Copy each line with the word "this" in it.
═════ THE DATA ═════
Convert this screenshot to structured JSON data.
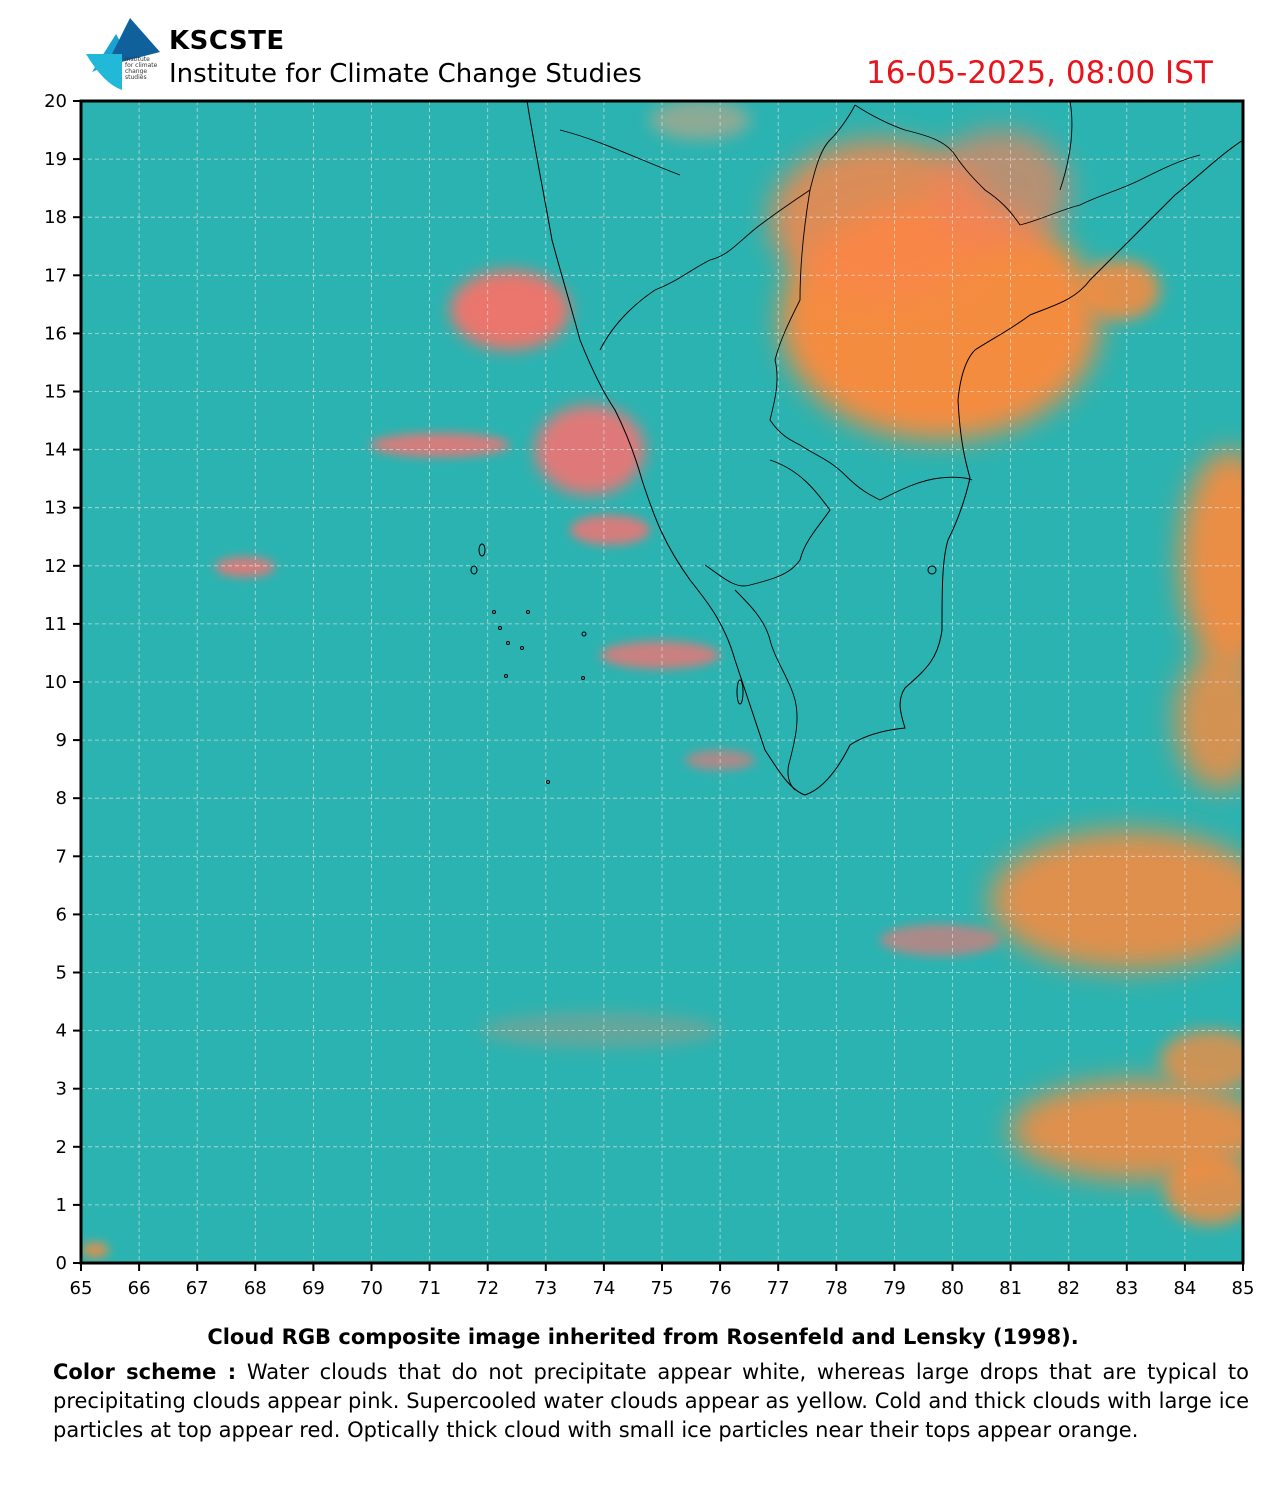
{
  "header": {
    "logo_alt": "institute for climate change studies",
    "org_name": "KSCSTE",
    "institute_name": "Institute for Climate Change Studies",
    "timestamp": "16-05-2025, 08:00 IST"
  },
  "map": {
    "lon_ticks": [
      "65",
      "66",
      "67",
      "68",
      "69",
      "70",
      "71",
      "72",
      "73",
      "74",
      "75",
      "76",
      "77",
      "78",
      "79",
      "80",
      "81",
      "82",
      "83",
      "84",
      "85"
    ],
    "lat_ticks": [
      "0",
      "1",
      "2",
      "3",
      "4",
      "5",
      "6",
      "7",
      "8",
      "9",
      "10",
      "11",
      "12",
      "13",
      "14",
      "15",
      "16",
      "17",
      "18",
      "19",
      "20"
    ],
    "lon_range": [
      65,
      85
    ],
    "lat_range": [
      0,
      20
    ],
    "gridlines": true,
    "colors": {
      "sea_background": "#2bb3b1",
      "precipitating_pink": "#ff6f6f",
      "ice_orange": "#ff8c3a",
      "coastline": "#000000",
      "gridline": "#e8e8e8"
    }
  },
  "footer": {
    "caption": "Cloud RGB composite image inherited from Rosenfeld and Lensky (1998).",
    "scheme_label": "Color scheme :",
    "scheme_text": " Water clouds that do not precipitate appear white, whereas large drops that are typical to precipitating clouds appear pink. Supercooled water clouds appear as yellow. Cold and thick clouds with large ice particles at top appear red. Optically thick cloud with small ice particles near their tops appear orange."
  }
}
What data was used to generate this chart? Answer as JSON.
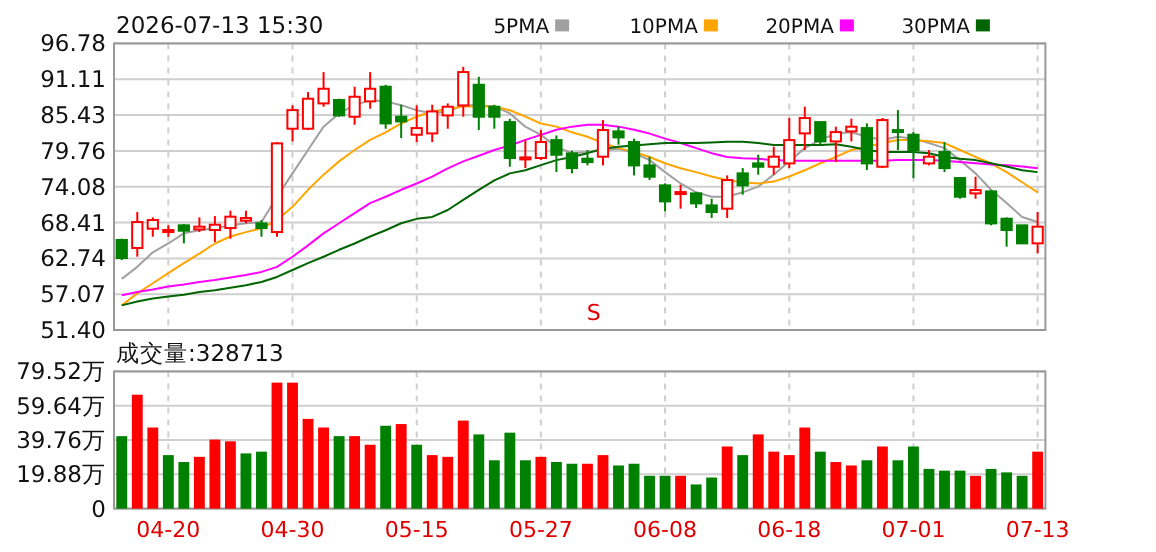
{
  "chart_data": [
    {
      "type": "candlestick",
      "title": "2026-07-13 15:30",
      "tick_labels": "y",
      "grid": true,
      "legend": "top right",
      "categories": [
        null,
        null,
        null,
        null,
        null,
        null,
        null,
        null,
        null,
        null,
        null,
        null,
        null,
        null,
        null,
        null,
        null,
        null,
        null,
        null,
        null,
        null,
        null,
        null,
        null,
        null,
        null,
        null,
        null,
        null,
        null,
        null,
        null,
        null,
        null,
        null,
        null,
        null,
        null,
        null,
        null,
        null,
        null,
        null,
        null,
        null,
        null,
        null,
        null,
        null,
        null,
        null,
        null,
        null,
        null,
        null,
        null,
        null,
        null,
        null
      ],
      "ylim": [
        51.4,
        96.78
      ],
      "yticks": [
        {
          "value": 51.4,
          "label": "51.40"
        },
        57.07,
        62.74,
        68.41,
        74.08,
        79.76,
        85.43,
        91.11,
        96.78
      ],
      "ohlc": [
        [
          65.65,
          65.86,
          62.48,
          62.8
        ],
        [
          64.38,
          70.08,
          63.01,
          68.49
        ],
        [
          67.44,
          69.23,
          66.17,
          68.81
        ],
        [
          66.91,
          67.97,
          66.17,
          67.23
        ],
        [
          67.97,
          68.18,
          65.12,
          67.12
        ],
        [
          67.33,
          69.23,
          66.91,
          67.76
        ],
        [
          67.23,
          69.44,
          65.33,
          68.07
        ],
        [
          67.54,
          70.29,
          65.86,
          69.34
        ],
        [
          68.71,
          70.29,
          68.28,
          69.13
        ],
        [
          68.28,
          68.81,
          66.17,
          67.54
        ],
        [
          66.91,
          81.16,
          66.17,
          80.95
        ],
        [
          83.27,
          86.96,
          81.26,
          86.22
        ],
        [
          83.27,
          89.07,
          83.06,
          88.02
        ],
        [
          87.28,
          92.24,
          86.75,
          89.6
        ],
        [
          87.81,
          88.02,
          85.17,
          85.38
        ],
        [
          85.17,
          89.92,
          83.9,
          88.33
        ],
        [
          87.6,
          92.24,
          86.43,
          89.6
        ],
        [
          89.92,
          90.23,
          83.27,
          84.11
        ],
        [
          85.17,
          87.07,
          81.79,
          84.43
        ],
        [
          82.32,
          86.96,
          81.16,
          83.37
        ],
        [
          82.53,
          87.07,
          81.16,
          86.01
        ],
        [
          85.38,
          87.28,
          83.27,
          86.75
        ],
        [
          86.96,
          93.08,
          85.17,
          92.24
        ],
        [
          90.23,
          91.5,
          83.06,
          85.17
        ],
        [
          86.75,
          87.07,
          83.27,
          85.17
        ],
        [
          84.32,
          84.85,
          77.25,
          78.63
        ],
        [
          78.41,
          81.47,
          77.04,
          78.73
        ],
        [
          78.63,
          83.06,
          78.31,
          81.16
        ],
        [
          81.47,
          82.21,
          76.41,
          79.15
        ],
        [
          79.36,
          79.79,
          76.2,
          77.04
        ],
        [
          78.52,
          79.89,
          77.46,
          77.99
        ],
        [
          78.84,
          84.64,
          77.46,
          83.06
        ],
        [
          82.85,
          83.59,
          80.74,
          81.9
        ],
        [
          81.16,
          81.69,
          75.88,
          77.46
        ],
        [
          77.46,
          78.84,
          75.14,
          75.67
        ],
        [
          74.3,
          74.62,
          70.18,
          71.77
        ],
        [
          72.93,
          74.4,
          70.61,
          73.24
        ],
        [
          73.03,
          73.24,
          70.71,
          71.45
        ],
        [
          71.13,
          72.19,
          69.13,
          70.08
        ],
        [
          70.61,
          75.88,
          69.13,
          75.14
        ],
        [
          76.2,
          77.04,
          72.82,
          74.3
        ],
        [
          77.78,
          79.15,
          75.99,
          77.25
        ],
        [
          77.25,
          80.42,
          75.99,
          78.84
        ],
        [
          77.78,
          84.96,
          77.04,
          81.47
        ],
        [
          82.53,
          86.75,
          79.89,
          84.96
        ],
        [
          84.32,
          84.43,
          80.63,
          81.26
        ],
        [
          81.26,
          83.59,
          77.99,
          82.74
        ],
        [
          82.85,
          84.85,
          81.26,
          83.59
        ],
        [
          83.37,
          84.11,
          76.73,
          77.78
        ],
        [
          77.25,
          84.96,
          77.04,
          84.64
        ],
        [
          83.06,
          86.22,
          79.89,
          82.74
        ],
        [
          82.32,
          82.74,
          75.46,
          79.89
        ],
        [
          77.78,
          79.89,
          77.46,
          78.84
        ],
        [
          79.58,
          81.16,
          76.41,
          77.04
        ],
        [
          75.46,
          75.46,
          72.19,
          72.5
        ],
        [
          73.03,
          75.67,
          72.19,
          73.56
        ],
        [
          73.35,
          73.56,
          67.97,
          68.28
        ],
        [
          69.02,
          69.23,
          64.59,
          67.23
        ],
        [
          67.97,
          67.97,
          65.12,
          65.12
        ],
        [
          65.12,
          70.08,
          63.53,
          67.76
        ]
      ],
      "colors": [
        "#008000",
        "#ff0000",
        "#ff0000",
        "#ff0000",
        "#008000",
        "#ff0000",
        "#ff0000",
        "#ff0000",
        "#ff0000",
        "#008000",
        "#ff0000",
        "#ff0000",
        "#ff0000",
        "#ff0000",
        "#008000",
        "#ff0000",
        "#ff0000",
        "#008000",
        "#008000",
        "#ff0000",
        "#ff0000",
        "#ff0000",
        "#ff0000",
        "#008000",
        "#008000",
        "#008000",
        "#ff0000",
        "#ff0000",
        "#008000",
        "#008000",
        "#008000",
        "#ff0000",
        "#008000",
        "#008000",
        "#008000",
        "#008000",
        "#ff0000",
        "#008000",
        "#008000",
        "#ff0000",
        "#008000",
        "#008000",
        "#ff0000",
        "#ff0000",
        "#ff0000",
        "#008000",
        "#ff0000",
        "#ff0000",
        "#008000",
        "#ff0000",
        "#008000",
        "#008000",
        "#ff0000",
        "#008000",
        "#008000",
        "#ff0000",
        "#008000",
        "#008000",
        "#008000",
        "#ff0000"
      ],
      "series": [
        {
          "name": "5PMA",
          "type": "line",
          "color": "#a0a0a0",
          "values": [
            59.5,
            61.4,
            63.7,
            65.1,
            66.7,
            67.2,
            67.5,
            68.0,
            68.3,
            68.5,
            72.5,
            76.2,
            79.9,
            83.6,
            85.7,
            87.0,
            87.8,
            87.6,
            87.0,
            86.2,
            85.7,
            86.0,
            87.0,
            87.0,
            86.8,
            85.7,
            83.6,
            82.3,
            80.4,
            79.4,
            79.6,
            79.9,
            80.1,
            79.4,
            78.3,
            76.4,
            74.6,
            73.2,
            72.5,
            72.5,
            73.2,
            74.1,
            76.0,
            78.1,
            80.2,
            81.5,
            82.5,
            82.7,
            82.0,
            81.5,
            82.0,
            81.7,
            81.0,
            80.2,
            78.3,
            76.2,
            73.6,
            71.5,
            69.3,
            68.5
          ]
        },
        {
          "name": "10PMA",
          "type": "line",
          "color": "#ffa500",
          "values": [
            55.3,
            57.2,
            58.8,
            60.4,
            62.0,
            63.5,
            65.1,
            66.2,
            66.9,
            67.5,
            68.8,
            70.9,
            73.6,
            76.0,
            78.1,
            79.9,
            81.5,
            82.7,
            84.1,
            85.2,
            86.0,
            86.4,
            86.8,
            86.8,
            86.8,
            86.2,
            85.2,
            84.1,
            83.6,
            82.7,
            82.0,
            81.0,
            80.2,
            79.6,
            78.8,
            77.8,
            77.0,
            76.4,
            75.7,
            75.1,
            74.8,
            74.6,
            74.9,
            75.7,
            76.7,
            77.8,
            78.8,
            79.9,
            80.4,
            81.0,
            81.5,
            81.5,
            81.3,
            81.0,
            79.9,
            78.8,
            77.8,
            76.4,
            74.8,
            73.2
          ]
        },
        {
          "name": "20PMA",
          "type": "line",
          "color": "#ff00ff",
          "values": [
            56.9,
            57.4,
            57.8,
            58.3,
            58.6,
            59.0,
            59.3,
            59.7,
            60.1,
            60.6,
            61.4,
            63.0,
            64.8,
            66.7,
            68.3,
            69.9,
            71.5,
            72.5,
            73.6,
            74.6,
            75.7,
            77.0,
            78.1,
            79.0,
            79.9,
            80.6,
            81.5,
            82.3,
            83.1,
            83.6,
            83.9,
            83.9,
            83.6,
            83.1,
            82.5,
            81.7,
            81.0,
            80.2,
            79.4,
            78.8,
            78.6,
            78.5,
            78.3,
            78.2,
            78.2,
            78.2,
            78.2,
            78.2,
            78.2,
            78.2,
            78.3,
            78.3,
            78.3,
            78.2,
            78.0,
            77.8,
            77.6,
            77.5,
            77.3,
            77.0
          ]
        },
        {
          "name": "30PMA",
          "type": "line",
          "color": "#006400",
          "values": [
            55.3,
            55.9,
            56.4,
            56.7,
            57.0,
            57.4,
            57.7,
            58.1,
            58.5,
            59.0,
            59.8,
            60.9,
            62.0,
            63.0,
            64.1,
            65.1,
            66.2,
            67.2,
            68.3,
            69.0,
            69.3,
            70.4,
            72.0,
            73.6,
            75.1,
            76.2,
            76.7,
            77.5,
            78.3,
            78.8,
            79.4,
            80.1,
            80.4,
            80.6,
            80.8,
            81.0,
            81.0,
            81.0,
            81.1,
            81.2,
            81.2,
            81.0,
            80.7,
            80.7,
            80.7,
            80.7,
            80.8,
            80.4,
            79.9,
            79.6,
            79.6,
            79.6,
            79.4,
            78.8,
            78.5,
            78.3,
            77.8,
            77.3,
            76.7,
            76.4
          ]
        }
      ],
      "annotations": [
        "S"
      ]
    },
    {
      "type": "bar",
      "title": "成交量:328713",
      "grid": true,
      "categories": [
        null,
        null,
        null,
        "04-20",
        null,
        null,
        null,
        null,
        null,
        null,
        null,
        "04-30",
        null,
        null,
        null,
        null,
        null,
        null,
        null,
        "05-15",
        null,
        null,
        null,
        null,
        null,
        null,
        null,
        "05-27",
        null,
        null,
        null,
        null,
        null,
        null,
        null,
        "06-08",
        null,
        null,
        null,
        null,
        null,
        null,
        null,
        "06-18",
        null,
        null,
        null,
        null,
        null,
        null,
        null,
        "07-01",
        null,
        null,
        null,
        null,
        null,
        null,
        null,
        "07-13"
      ],
      "ylim": [
        0,
        79.52
      ],
      "yticks": [
        0,
        {
          "value": 19.88,
          "label": "19.88万"
        },
        {
          "value": 39.76,
          "label": "39.76万"
        },
        {
          "value": 59.64,
          "label": "59.64万"
        },
        {
          "value": 79.52,
          "label": "79.52万"
        }
      ],
      "values": [
        42,
        66,
        47,
        31,
        27,
        30,
        40,
        39,
        32,
        33,
        73,
        73,
        52,
        47,
        42,
        42,
        37,
        48,
        49,
        37,
        31,
        30,
        51,
        43,
        28,
        44,
        28,
        30,
        27,
        26,
        26,
        31,
        25,
        26,
        19,
        19,
        19,
        14,
        18,
        36,
        31,
        43,
        33,
        31,
        47,
        33,
        27,
        25,
        28,
        36,
        28,
        36,
        23,
        22,
        22,
        19,
        23,
        21,
        19,
        33
      ],
      "colors": [
        "#008000",
        "#ff0000",
        "#ff0000",
        "#008000",
        "#008000",
        "#ff0000",
        "#ff0000",
        "#ff0000",
        "#008000",
        "#008000",
        "#ff0000",
        "#ff0000",
        "#ff0000",
        "#ff0000",
        "#008000",
        "#ff0000",
        "#ff0000",
        "#008000",
        "#ff0000",
        "#008000",
        "#ff0000",
        "#ff0000",
        "#ff0000",
        "#008000",
        "#008000",
        "#008000",
        "#008000",
        "#ff0000",
        "#008000",
        "#008000",
        "#ff0000",
        "#ff0000",
        "#008000",
        "#008000",
        "#008000",
        "#008000",
        "#ff0000",
        "#008000",
        "#008000",
        "#ff0000",
        "#008000",
        "#ff0000",
        "#ff0000",
        "#ff0000",
        "#ff0000",
        "#008000",
        "#ff0000",
        "#ff0000",
        "#008000",
        "#ff0000",
        "#008000",
        "#008000",
        "#008000",
        "#008000",
        "#008000",
        "#ff0000",
        "#008000",
        "#008000",
        "#008000",
        "#ff0000"
      ]
    }
  ]
}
═════
## FINISHED TASK
Convert this screenshot to structured JSON data.
What data was used to generate this chart? Answer as JSON.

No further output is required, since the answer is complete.